**WRITTEN INSTRUCTION:** Omit every picture and output the rest of the records exactly as they are.

**DATA LINES:**
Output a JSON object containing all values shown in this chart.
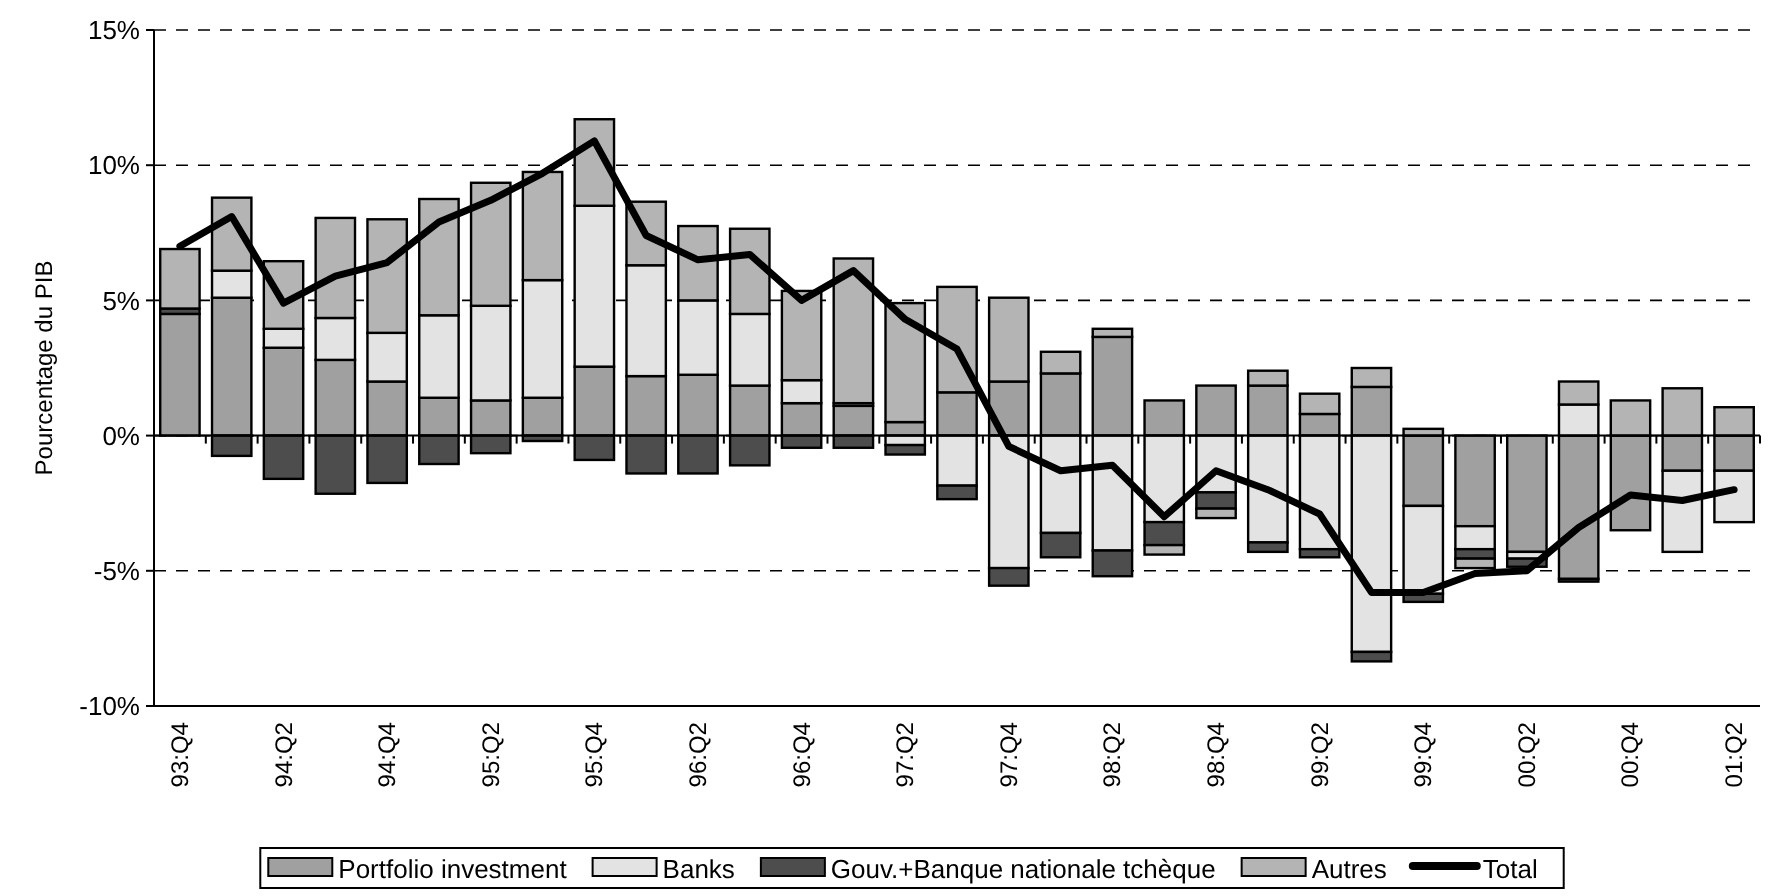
{
  "chart_data": {
    "type": "bar",
    "stacked": true,
    "ylabel": "Pourcentage du PIB",
    "categories": [
      "93:Q4",
      null,
      "94:Q2",
      null,
      "94:Q4",
      null,
      "95:Q2",
      null,
      "95:Q4",
      null,
      "96:Q2",
      null,
      "96:Q4",
      null,
      "97:Q2",
      null,
      "97:Q4",
      null,
      "98:Q2",
      null,
      "98:Q4",
      null,
      "99:Q2",
      null,
      "99:Q4",
      null,
      "00:Q2",
      null,
      "00:Q4",
      null,
      "01:Q2"
    ],
    "series": [
      {
        "name": "Portfolio investment",
        "color": "#a0a0a0",
        "values": [
          4.5,
          5.1,
          3.25,
          2.8,
          2.0,
          1.4,
          1.3,
          1.4,
          2.55,
          2.2,
          2.25,
          1.85,
          1.2,
          1.1,
          0.5,
          1.6,
          2.0,
          2.3,
          3.65,
          1.3,
          1.85,
          1.85,
          0.8,
          1.8,
          -2.6,
          -3.35,
          -4.3,
          -5.3,
          -3.5,
          -1.3,
          -1.3
        ]
      },
      {
        "name": "Banks",
        "color": "#e3e3e3",
        "values": [
          null,
          1.0,
          0.7,
          1.55,
          1.8,
          3.05,
          3.5,
          4.35,
          5.95,
          4.1,
          2.75,
          2.65,
          0.85,
          0.1,
          -0.35,
          -1.85,
          -4.9,
          -3.6,
          -4.25,
          -3.2,
          -2.1,
          -3.95,
          -4.2,
          -8.0,
          -3.25,
          -0.85,
          -0.25,
          1.15,
          null,
          -3.0,
          -1.9
        ]
      },
      {
        "name": "Gouv.+Banque nationale tchèque",
        "color": "#4d4d4d",
        "values": [
          0.2,
          -0.75,
          -1.6,
          -2.15,
          -1.75,
          -1.05,
          -0.65,
          -0.2,
          -0.9,
          -1.4,
          -1.4,
          -1.1,
          -0.45,
          -0.45,
          -0.35,
          -0.5,
          -0.65,
          -0.9,
          -0.95,
          -0.85,
          -0.6,
          -0.35,
          -0.3,
          -0.35,
          -0.3,
          -0.35,
          -0.3,
          -0.1,
          null,
          null,
          null
        ]
      },
      {
        "name": "Autres",
        "color": "#b4b4b4",
        "values": [
          2.2,
          2.7,
          2.5,
          3.7,
          4.2,
          4.3,
          4.55,
          4.0,
          3.2,
          2.35,
          2.75,
          3.15,
          3.3,
          5.35,
          4.4,
          3.9,
          3.1,
          0.8,
          0.3,
          -0.35,
          -0.35,
          0.55,
          0.75,
          0.7,
          0.25,
          -0.35,
          null,
          0.85,
          1.3,
          1.75,
          1.05
        ]
      },
      {
        "name": "Total",
        "type": "line",
        "color": "#000000",
        "values": [
          7.0,
          8.1,
          4.9,
          5.9,
          6.4,
          7.9,
          8.7,
          9.7,
          10.9,
          7.4,
          6.5,
          6.7,
          5.0,
          6.1,
          4.3,
          3.2,
          -0.4,
          -1.3,
          -1.1,
          -3.0,
          -1.3,
          -2.0,
          -2.9,
          -5.8,
          -5.8,
          -5.1,
          -5.0,
          -3.4,
          -2.2,
          -2.4,
          -2.0
        ]
      }
    ],
    "ylim": [
      -10,
      15
    ],
    "yticks": [
      {
        "value": -10,
        "label": "-10%"
      },
      {
        "value": -5,
        "label": "-5%"
      },
      {
        "value": 0,
        "label": "0%"
      },
      {
        "value": 5,
        "label": "5%"
      },
      {
        "value": 10,
        "label": "10%"
      },
      {
        "value": 15,
        "label": "15%"
      }
    ],
    "grid": "y",
    "legend": "bottom",
    "marker": "none",
    "line_style": "solid"
  }
}
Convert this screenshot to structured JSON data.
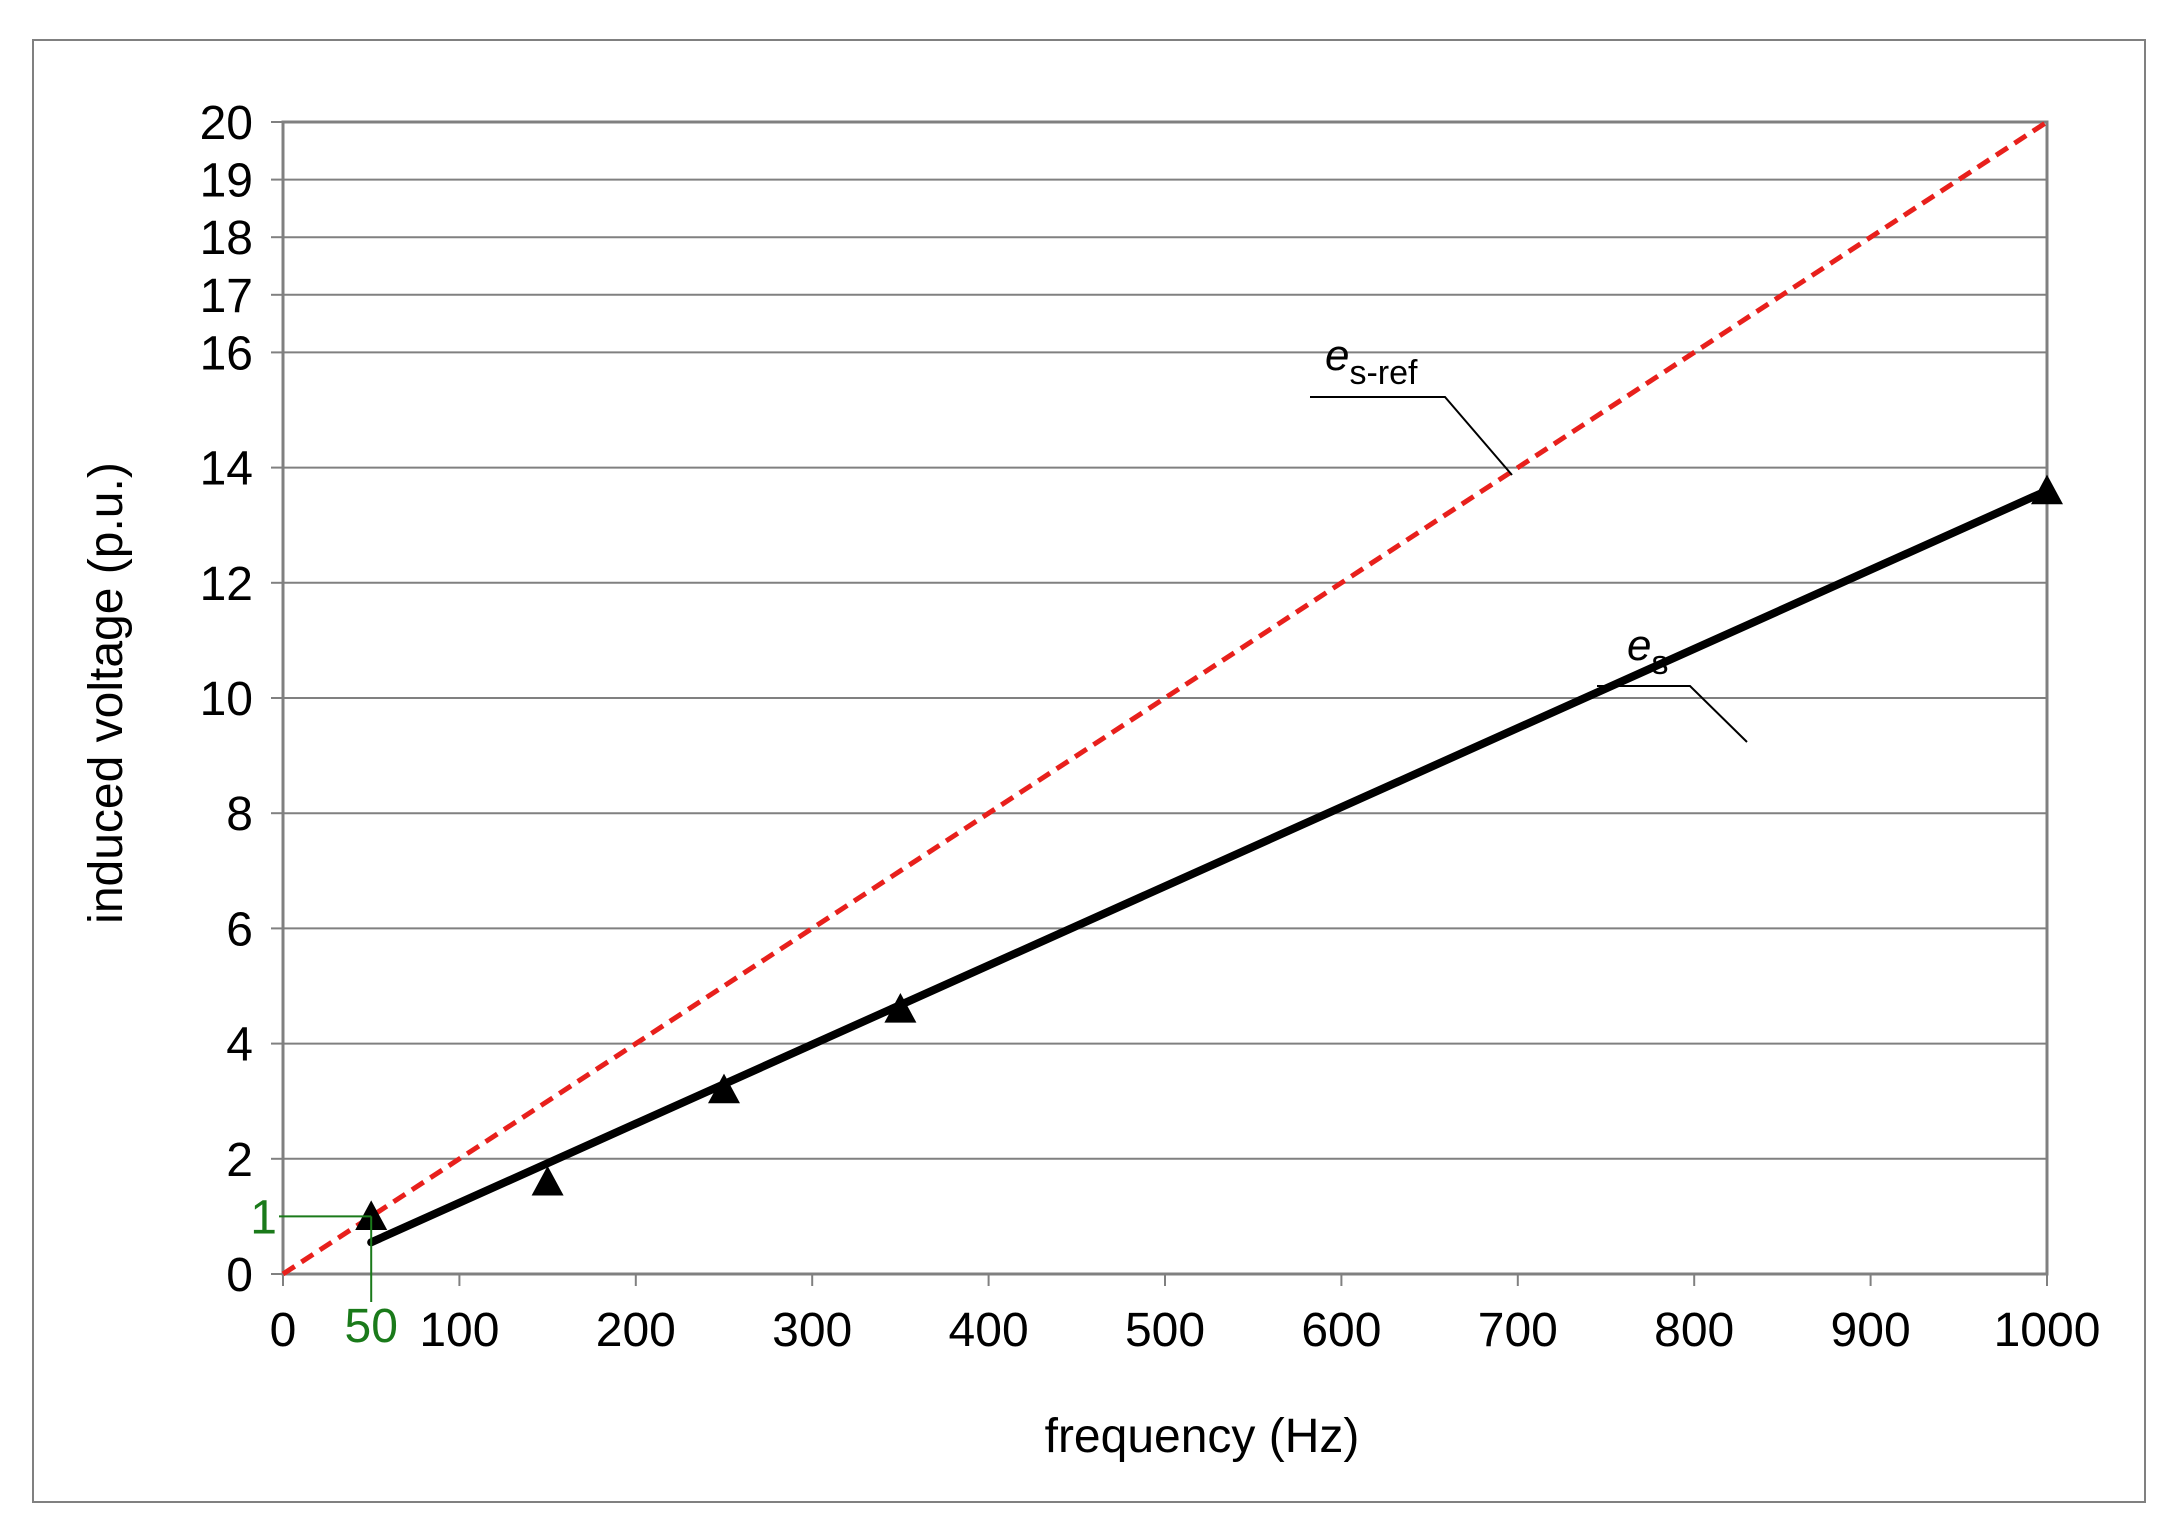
{
  "colors": {
    "grid": "#808080",
    "reference_line": "#e8201c",
    "measured_line": "#000000",
    "annotation": "#1a7a1a",
    "frame": "#808080"
  },
  "chart_data": {
    "type": "line",
    "xlabel": "frequency (Hz)",
    "ylabel": "induced voltage (p.u.)",
    "xlim": [
      0,
      1000
    ],
    "ylim": [
      0,
      20
    ],
    "x_ticks": [
      "0",
      "100",
      "200",
      "300",
      "400",
      "500",
      "600",
      "700",
      "800",
      "900",
      "1000"
    ],
    "y_ticks": [
      "0",
      "2",
      "4",
      "6",
      "8",
      "10",
      "12",
      "14",
      "16",
      "17",
      "18",
      "19",
      "20"
    ],
    "grid": true,
    "series": [
      {
        "name": "e",
        "name_subscript": "s-ref",
        "style": "dashed",
        "color": "#e8201c",
        "x": [
          0,
          1000
        ],
        "y": [
          0,
          20
        ]
      },
      {
        "name": "e",
        "name_subscript": "s",
        "style": "solid",
        "color": "#000000",
        "line_x": [
          50,
          1000
        ],
        "line_y": [
          0.55,
          13.6
        ],
        "marker": "triangle",
        "points_x": [
          50,
          150,
          250,
          350,
          1000
        ],
        "points_y": [
          1.0,
          1.6,
          3.2,
          4.6,
          13.6
        ]
      }
    ],
    "annotations": {
      "x_value": "50",
      "y_value": "1"
    }
  }
}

**OUTPUT FOR THIS EXERCISE:**
Output a JSON object containing all values shown in this chart.
{
  "chart_data": {
    "type": "bar",
    "stacked": true,
    "ylabel": "Pourcentage du PIB",
    "categories": [
      "93:Q4",
      null,
      "94:Q2",
      null,
      "94:Q4",
      null,
      "95:Q2",
      null,
      "95:Q4",
      null,
      "96:Q2",
      null,
      "96:Q4",
      null,
      "97:Q2",
      null,
      "97:Q4",
      null,
      "98:Q2",
      null,
      "98:Q4",
      null,
      "99:Q2",
      null,
      "99:Q4",
      null,
      "00:Q2",
      null,
      "00:Q4",
      null,
      "01:Q2"
    ],
    "series": [
      {
        "name": "Portfolio investment",
        "color": "#a0a0a0",
        "values": [
          4.5,
          5.1,
          3.25,
          2.8,
          2.0,
          1.4,
          1.3,
          1.4,
          2.55,
          2.2,
          2.25,
          1.85,
          1.2,
          1.1,
          0.5,
          1.6,
          2.0,
          2.3,
          3.65,
          1.3,
          1.85,
          1.85,
          0.8,
          1.8,
          -2.6,
          -3.35,
          -4.3,
          -5.3,
          -3.5,
          -1.3,
          -1.3
        ]
      },
      {
        "name": "Banks",
        "color": "#e3e3e3",
        "values": [
          null,
          1.0,
          0.7,
          1.55,
          1.8,
          3.05,
          3.5,
          4.35,
          5.95,
          4.1,
          2.75,
          2.65,
          0.85,
          0.1,
          -0.35,
          -1.85,
          -4.9,
          -3.6,
          -4.25,
          -3.2,
          -2.1,
          -3.95,
          -4.2,
          -8.0,
          -3.25,
          -0.85,
          -0.25,
          1.15,
          null,
          -3.0,
          -1.9
        ]
      },
      {
        "name": "Gouv.+Banque nationale tchèque",
        "color": "#4d4d4d",
        "values": [
          0.2,
          -0.75,
          -1.6,
          -2.15,
          -1.75,
          -1.05,
          -0.65,
          -0.2,
          -0.9,
          -1.4,
          -1.4,
          -1.1,
          -0.45,
          -0.45,
          -0.35,
          -0.5,
          -0.65,
          -0.9,
          -0.95,
          -0.85,
          -0.6,
          -0.35,
          -0.3,
          -0.35,
          -0.3,
          -0.35,
          -0.3,
          -0.1,
          null,
          null,
          null
        ]
      },
      {
        "name": "Autres",
        "color": "#b4b4b4",
        "values": [
          2.2,
          2.7,
          2.5,
          3.7,
          4.2,
          4.3,
          4.55,
          4.0,
          3.2,
          2.35,
          2.75,
          3.15,
          3.3,
          5.35,
          4.4,
          3.9,
          3.1,
          0.8,
          0.3,
          -0.35,
          -0.35,
          0.55,
          0.75,
          0.7,
          0.25,
          -0.35,
          null,
          0.85,
          1.3,
          1.75,
          1.05
        ]
      },
      {
        "name": "Total",
        "type": "line",
        "color": "#000000",
        "values": [
          7.0,
          8.1,
          4.9,
          5.9,
          6.4,
          7.9,
          8.7,
          9.7,
          10.9,
          7.4,
          6.5,
          6.7,
          5.0,
          6.1,
          4.3,
          3.2,
          -0.4,
          -1.3,
          -1.1,
          -3.0,
          -1.3,
          -2.0,
          -2.9,
          -5.8,
          -5.8,
          -5.1,
          -5.0,
          -3.4,
          -2.2,
          -2.4,
          -2.0
        ]
      }
    ],
    "ylim": [
      -10,
      15
    ],
    "yticks": [
      {
        "value": -10,
        "label": "-10%"
      },
      {
        "value": -5,
        "label": "-5%"
      },
      {
        "value": 0,
        "label": "0%"
      },
      {
        "value": 5,
        "label": "5%"
      },
      {
        "value": 10,
        "label": "10%"
      },
      {
        "value": 15,
        "label": "15%"
      }
    ],
    "grid": "y",
    "legend": "bottom",
    "marker": "none",
    "line_style": "solid"
  }
}
Convert this screenshot to structured JSON data.
{
  "colors": {
    "grid": "#808080",
    "reference_line": "#e8201c",
    "measured_line": "#000000",
    "annotation": "#1a7a1a",
    "frame": "#808080"
  },
  "chart_data": {
    "type": "line",
    "xlabel": "frequency (Hz)",
    "ylabel": "induced voltage (p.u.)",
    "xlim": [
      0,
      1000
    ],
    "ylim": [
      0,
      20
    ],
    "x_ticks": [
      "0",
      "100",
      "200",
      "300",
      "400",
      "500",
      "600",
      "700",
      "800",
      "900",
      "1000"
    ],
    "y_ticks": [
      "0",
      "2",
      "4",
      "6",
      "8",
      "10",
      "12",
      "14",
      "16",
      "17",
      "18",
      "19",
      "20"
    ],
    "grid": true,
    "series": [
      {
        "name": "e",
        "name_subscript": "s-ref",
        "style": "dashed",
        "color": "#e8201c",
        "x": [
          0,
          1000
        ],
        "y": [
          0,
          20
        ]
      },
      {
        "name": "e",
        "name_subscript": "s",
        "style": "solid",
        "color": "#000000",
        "line_x": [
          50,
          1000
        ],
        "line_y": [
          0.55,
          13.6
        ],
        "marker": "triangle",
        "points_x": [
          50,
          150,
          250,
          350,
          1000
        ],
        "points_y": [
          1.0,
          1.6,
          3.2,
          4.6,
          13.6
        ]
      }
    ],
    "annotations": {
      "x_value": "50",
      "y_value": "1"
    }
  }
}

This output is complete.